Write out each line in which the string "title" is present.
========================================================================
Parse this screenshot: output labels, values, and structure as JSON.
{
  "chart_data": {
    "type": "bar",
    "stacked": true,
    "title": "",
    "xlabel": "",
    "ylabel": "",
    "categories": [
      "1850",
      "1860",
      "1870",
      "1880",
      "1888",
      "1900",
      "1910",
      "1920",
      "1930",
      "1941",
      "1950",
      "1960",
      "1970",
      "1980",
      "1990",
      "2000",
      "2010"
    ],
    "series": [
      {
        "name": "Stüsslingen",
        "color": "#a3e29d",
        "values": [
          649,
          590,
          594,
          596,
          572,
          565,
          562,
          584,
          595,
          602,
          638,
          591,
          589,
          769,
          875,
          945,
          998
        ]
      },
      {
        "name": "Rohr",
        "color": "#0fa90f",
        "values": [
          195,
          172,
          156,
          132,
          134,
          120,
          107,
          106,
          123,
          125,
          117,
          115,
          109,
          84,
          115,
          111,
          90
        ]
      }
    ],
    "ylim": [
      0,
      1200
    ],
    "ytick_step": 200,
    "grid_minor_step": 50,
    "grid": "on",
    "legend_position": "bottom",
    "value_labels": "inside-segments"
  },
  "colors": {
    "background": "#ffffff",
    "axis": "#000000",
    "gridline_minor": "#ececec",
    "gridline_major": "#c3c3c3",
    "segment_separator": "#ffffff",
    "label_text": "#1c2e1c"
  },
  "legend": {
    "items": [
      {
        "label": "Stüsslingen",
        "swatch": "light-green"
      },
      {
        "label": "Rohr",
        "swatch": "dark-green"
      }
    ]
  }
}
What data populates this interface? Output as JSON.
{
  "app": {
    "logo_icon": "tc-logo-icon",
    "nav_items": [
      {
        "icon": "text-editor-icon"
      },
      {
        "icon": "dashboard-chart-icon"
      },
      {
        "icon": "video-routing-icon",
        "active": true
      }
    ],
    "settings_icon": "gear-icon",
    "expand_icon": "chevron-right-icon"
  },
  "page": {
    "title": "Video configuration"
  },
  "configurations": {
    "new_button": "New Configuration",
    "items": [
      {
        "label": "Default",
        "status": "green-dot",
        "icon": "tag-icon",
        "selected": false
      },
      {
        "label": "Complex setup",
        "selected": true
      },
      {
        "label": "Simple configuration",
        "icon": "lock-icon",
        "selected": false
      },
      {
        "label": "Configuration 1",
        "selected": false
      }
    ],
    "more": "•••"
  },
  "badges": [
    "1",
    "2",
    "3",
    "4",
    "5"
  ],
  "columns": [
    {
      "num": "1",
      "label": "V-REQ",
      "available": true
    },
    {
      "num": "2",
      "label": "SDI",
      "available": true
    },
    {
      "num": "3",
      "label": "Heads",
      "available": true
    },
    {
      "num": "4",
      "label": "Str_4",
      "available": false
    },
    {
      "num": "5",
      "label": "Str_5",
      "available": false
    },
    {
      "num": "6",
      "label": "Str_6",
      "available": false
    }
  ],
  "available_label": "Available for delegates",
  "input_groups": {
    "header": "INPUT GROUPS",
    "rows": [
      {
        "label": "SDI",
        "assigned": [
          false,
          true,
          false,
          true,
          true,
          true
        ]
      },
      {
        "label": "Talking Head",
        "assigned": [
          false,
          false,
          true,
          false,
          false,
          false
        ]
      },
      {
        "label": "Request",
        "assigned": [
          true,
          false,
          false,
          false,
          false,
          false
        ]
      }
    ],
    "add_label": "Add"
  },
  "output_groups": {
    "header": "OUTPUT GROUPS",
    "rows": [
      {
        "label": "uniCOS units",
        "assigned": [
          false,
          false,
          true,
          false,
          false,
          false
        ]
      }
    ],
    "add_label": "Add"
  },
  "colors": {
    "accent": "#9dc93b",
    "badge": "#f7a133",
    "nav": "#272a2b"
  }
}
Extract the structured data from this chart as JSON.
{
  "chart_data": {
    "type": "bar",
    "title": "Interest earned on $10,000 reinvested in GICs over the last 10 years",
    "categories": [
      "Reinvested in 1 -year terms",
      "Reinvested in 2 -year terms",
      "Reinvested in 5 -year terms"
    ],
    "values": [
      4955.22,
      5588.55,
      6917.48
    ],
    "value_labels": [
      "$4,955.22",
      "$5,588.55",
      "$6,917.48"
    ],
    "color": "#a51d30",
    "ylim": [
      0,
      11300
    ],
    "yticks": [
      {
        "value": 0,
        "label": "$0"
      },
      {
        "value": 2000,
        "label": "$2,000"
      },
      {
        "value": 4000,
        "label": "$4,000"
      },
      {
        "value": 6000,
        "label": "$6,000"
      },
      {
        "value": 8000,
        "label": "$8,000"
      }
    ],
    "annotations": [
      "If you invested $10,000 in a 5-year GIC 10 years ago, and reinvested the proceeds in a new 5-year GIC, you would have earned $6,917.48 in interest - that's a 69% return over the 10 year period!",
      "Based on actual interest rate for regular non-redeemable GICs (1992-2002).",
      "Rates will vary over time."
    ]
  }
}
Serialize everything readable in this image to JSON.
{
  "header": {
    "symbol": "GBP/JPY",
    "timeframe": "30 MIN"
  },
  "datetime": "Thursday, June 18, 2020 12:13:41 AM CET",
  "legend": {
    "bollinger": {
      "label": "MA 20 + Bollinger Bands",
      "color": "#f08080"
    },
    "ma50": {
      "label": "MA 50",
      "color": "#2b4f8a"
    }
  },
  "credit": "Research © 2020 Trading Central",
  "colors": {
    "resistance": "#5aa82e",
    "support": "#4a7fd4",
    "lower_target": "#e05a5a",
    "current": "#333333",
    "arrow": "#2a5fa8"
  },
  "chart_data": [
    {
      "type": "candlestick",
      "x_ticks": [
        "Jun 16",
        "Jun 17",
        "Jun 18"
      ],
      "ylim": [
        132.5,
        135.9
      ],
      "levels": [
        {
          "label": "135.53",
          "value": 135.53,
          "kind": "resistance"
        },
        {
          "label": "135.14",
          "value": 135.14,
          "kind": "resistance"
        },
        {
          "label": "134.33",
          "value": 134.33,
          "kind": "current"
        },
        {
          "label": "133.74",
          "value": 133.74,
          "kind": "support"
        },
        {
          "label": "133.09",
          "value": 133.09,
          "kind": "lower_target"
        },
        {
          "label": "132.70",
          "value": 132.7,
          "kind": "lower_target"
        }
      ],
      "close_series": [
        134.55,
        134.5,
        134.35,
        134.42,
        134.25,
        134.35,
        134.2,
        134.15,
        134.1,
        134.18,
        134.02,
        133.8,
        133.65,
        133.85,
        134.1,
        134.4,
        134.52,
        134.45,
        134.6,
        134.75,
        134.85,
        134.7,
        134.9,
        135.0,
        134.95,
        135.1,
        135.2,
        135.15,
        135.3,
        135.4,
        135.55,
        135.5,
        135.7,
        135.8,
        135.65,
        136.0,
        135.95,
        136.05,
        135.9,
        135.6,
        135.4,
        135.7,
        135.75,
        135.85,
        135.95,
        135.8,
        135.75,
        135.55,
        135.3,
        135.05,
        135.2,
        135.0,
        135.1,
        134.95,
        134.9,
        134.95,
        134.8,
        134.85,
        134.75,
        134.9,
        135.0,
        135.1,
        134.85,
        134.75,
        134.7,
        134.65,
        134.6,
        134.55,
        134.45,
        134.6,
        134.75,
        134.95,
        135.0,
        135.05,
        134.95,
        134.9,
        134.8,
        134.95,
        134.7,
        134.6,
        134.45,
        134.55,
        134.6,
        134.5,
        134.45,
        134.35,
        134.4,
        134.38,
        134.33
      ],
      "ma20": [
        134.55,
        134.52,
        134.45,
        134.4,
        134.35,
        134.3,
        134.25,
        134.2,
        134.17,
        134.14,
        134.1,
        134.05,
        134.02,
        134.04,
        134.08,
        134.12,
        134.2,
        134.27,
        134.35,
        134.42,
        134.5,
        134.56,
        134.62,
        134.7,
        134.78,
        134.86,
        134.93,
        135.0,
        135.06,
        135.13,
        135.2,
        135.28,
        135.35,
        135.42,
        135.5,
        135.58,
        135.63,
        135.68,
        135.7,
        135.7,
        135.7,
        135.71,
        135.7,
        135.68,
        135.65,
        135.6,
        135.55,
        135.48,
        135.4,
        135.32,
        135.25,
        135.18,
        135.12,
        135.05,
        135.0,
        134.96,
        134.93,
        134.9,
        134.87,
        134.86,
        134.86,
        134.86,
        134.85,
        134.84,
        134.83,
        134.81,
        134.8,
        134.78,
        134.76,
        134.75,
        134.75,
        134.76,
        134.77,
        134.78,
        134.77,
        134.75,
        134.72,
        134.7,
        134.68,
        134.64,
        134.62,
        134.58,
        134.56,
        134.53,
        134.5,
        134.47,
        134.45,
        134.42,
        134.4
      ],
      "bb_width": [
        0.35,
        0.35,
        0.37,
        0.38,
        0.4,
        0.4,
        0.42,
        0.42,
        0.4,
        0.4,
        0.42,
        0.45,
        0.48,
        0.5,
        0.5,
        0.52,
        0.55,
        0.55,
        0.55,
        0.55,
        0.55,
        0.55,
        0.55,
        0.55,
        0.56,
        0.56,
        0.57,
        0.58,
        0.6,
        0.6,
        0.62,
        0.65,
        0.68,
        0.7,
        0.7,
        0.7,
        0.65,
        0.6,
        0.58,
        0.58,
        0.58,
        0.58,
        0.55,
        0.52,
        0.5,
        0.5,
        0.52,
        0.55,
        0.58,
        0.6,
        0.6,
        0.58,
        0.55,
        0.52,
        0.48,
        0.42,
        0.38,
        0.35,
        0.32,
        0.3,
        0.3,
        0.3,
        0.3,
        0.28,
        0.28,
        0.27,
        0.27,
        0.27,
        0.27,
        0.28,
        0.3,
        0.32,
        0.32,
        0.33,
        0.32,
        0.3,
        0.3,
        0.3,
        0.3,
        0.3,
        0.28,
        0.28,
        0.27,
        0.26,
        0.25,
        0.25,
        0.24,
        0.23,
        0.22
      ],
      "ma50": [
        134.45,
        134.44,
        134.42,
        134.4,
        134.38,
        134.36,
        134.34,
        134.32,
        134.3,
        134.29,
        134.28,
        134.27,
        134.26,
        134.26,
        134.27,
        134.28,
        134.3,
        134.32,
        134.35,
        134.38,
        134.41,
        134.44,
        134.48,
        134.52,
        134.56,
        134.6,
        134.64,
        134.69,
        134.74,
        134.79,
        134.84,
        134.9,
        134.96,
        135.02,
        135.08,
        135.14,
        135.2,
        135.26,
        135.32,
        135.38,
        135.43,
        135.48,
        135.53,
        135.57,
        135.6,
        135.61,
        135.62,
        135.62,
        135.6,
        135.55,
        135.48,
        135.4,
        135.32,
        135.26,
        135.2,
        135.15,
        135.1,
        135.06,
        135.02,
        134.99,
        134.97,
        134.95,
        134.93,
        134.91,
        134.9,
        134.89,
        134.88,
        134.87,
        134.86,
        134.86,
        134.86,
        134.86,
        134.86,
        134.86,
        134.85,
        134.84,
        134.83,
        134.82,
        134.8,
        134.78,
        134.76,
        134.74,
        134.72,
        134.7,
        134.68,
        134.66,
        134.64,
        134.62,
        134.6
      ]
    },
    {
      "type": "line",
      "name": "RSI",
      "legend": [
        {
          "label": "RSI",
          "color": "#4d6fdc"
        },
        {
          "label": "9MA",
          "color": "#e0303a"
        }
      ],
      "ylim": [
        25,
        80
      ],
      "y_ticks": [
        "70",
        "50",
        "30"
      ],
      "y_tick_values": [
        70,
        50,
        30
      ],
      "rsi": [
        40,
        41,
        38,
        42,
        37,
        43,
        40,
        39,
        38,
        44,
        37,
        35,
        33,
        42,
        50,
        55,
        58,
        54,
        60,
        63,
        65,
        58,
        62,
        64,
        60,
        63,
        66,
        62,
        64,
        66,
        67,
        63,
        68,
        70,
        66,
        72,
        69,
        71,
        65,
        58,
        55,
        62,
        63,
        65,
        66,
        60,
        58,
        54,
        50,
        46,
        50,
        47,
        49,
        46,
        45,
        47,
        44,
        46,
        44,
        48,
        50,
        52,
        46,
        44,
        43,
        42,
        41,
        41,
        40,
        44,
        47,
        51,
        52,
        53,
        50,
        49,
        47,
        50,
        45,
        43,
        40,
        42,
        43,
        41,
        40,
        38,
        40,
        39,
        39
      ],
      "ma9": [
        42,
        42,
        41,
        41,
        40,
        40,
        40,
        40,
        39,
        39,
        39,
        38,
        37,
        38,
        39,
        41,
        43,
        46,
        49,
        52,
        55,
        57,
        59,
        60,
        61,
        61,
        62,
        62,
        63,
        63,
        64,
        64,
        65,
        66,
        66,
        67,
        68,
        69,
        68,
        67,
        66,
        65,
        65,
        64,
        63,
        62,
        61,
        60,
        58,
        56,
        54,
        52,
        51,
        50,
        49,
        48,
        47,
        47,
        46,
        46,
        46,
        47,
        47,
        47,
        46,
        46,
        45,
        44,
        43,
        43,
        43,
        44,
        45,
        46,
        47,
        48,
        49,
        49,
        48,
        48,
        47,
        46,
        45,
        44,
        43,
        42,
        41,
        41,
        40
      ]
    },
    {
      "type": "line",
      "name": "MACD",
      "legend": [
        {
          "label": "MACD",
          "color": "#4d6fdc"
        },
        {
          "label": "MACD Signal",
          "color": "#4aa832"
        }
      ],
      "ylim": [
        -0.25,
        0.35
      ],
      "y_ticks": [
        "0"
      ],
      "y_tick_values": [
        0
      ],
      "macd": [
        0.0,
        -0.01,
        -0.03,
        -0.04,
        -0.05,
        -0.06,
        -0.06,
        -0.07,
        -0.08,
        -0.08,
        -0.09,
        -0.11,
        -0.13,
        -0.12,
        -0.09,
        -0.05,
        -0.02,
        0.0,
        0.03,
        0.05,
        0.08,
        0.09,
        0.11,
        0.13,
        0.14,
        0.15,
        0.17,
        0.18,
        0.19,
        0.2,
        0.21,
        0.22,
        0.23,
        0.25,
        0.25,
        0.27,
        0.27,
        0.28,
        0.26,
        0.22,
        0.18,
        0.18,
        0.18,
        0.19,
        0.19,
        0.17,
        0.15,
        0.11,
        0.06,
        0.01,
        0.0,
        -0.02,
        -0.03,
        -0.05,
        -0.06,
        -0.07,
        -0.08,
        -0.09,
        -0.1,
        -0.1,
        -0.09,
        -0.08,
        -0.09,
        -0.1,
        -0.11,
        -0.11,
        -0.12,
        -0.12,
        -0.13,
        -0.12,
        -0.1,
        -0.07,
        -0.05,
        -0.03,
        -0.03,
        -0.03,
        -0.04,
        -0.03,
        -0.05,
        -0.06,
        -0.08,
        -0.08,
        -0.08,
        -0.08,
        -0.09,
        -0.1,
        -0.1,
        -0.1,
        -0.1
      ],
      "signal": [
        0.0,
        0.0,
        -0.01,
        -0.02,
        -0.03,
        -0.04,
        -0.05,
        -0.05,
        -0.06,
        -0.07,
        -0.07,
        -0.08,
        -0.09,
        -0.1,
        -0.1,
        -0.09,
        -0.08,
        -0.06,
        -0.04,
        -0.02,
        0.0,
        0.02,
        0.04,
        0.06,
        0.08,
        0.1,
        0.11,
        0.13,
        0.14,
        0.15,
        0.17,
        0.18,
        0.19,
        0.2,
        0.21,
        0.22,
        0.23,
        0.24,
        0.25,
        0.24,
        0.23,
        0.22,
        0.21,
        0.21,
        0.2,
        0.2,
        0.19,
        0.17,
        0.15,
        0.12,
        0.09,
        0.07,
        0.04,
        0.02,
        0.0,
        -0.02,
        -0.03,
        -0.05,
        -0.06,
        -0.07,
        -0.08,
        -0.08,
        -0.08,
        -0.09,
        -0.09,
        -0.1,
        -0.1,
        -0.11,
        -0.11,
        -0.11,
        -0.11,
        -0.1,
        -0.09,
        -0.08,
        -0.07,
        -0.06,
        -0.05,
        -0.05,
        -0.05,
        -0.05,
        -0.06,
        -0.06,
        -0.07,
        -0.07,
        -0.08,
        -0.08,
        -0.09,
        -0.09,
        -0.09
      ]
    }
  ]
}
========================================================================
▶ **RESULT BELOW**
    "title": "",
    "title": "Video configuration"
    "title": "Interest earned on $10,000 reinvested in GICs over the last 10 years",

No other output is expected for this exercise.